• Given request: Take the material and output all of it exactly.

____

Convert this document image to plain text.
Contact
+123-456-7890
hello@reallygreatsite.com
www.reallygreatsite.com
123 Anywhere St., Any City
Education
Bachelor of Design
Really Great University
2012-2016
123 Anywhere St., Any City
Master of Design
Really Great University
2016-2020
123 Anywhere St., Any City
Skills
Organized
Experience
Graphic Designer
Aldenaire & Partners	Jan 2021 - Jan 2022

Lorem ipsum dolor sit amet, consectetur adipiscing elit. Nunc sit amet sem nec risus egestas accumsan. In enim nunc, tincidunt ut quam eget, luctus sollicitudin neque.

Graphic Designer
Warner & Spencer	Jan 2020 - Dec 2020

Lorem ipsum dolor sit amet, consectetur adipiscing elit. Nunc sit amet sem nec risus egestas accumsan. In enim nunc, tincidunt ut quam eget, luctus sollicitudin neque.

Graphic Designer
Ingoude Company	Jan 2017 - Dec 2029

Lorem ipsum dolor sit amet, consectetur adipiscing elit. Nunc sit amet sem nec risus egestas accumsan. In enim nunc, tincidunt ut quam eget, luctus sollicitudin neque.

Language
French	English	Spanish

____

• Result of this task:
Convert this document image to plain text.
Contact
+123-456-7890
hello@reallygreatsite.com
www.reallygreatsite.com
123 Anywhere St., Any City
Education
Bachelor of Design
Really Great University
2012-2016
123 Anywhere St., Any City
Master of Design
Really Great University
2016-2020
123 Anywhere St., Any City
Skills
Organized
Experience
Graphic Designer
Aldenaire & Partners	Jan 2021 - Jan 2022

Lorem ipsum dolor sit amet, consectetur adipiscing elit. Nunc sit amet sem nec risus egestas accumsan. In enim nunc, tincidunt ut quam eget, luctus sollicitudin neque.

Graphic Designer
Warner & Spencer	Jan 2020 - Dec 2020

Lorem ipsum dolor sit amet, consectetur adipiscing elit. Nunc sit amet sem nec risus egestas accumsan. In enim nunc, tincidunt ut quam eget, luctus sollicitudin neque.

Graphic Designer
Ingoude Company	Jan 2017 - Dec 2029

Lorem ipsum dolor sit amet, consectetur adipiscing elit. Nunc sit amet sem nec risus egestas accumsan. In enim nunc, tincidunt ut quam eget, luctus sollicitudin neque.

Language
French	English	Spanish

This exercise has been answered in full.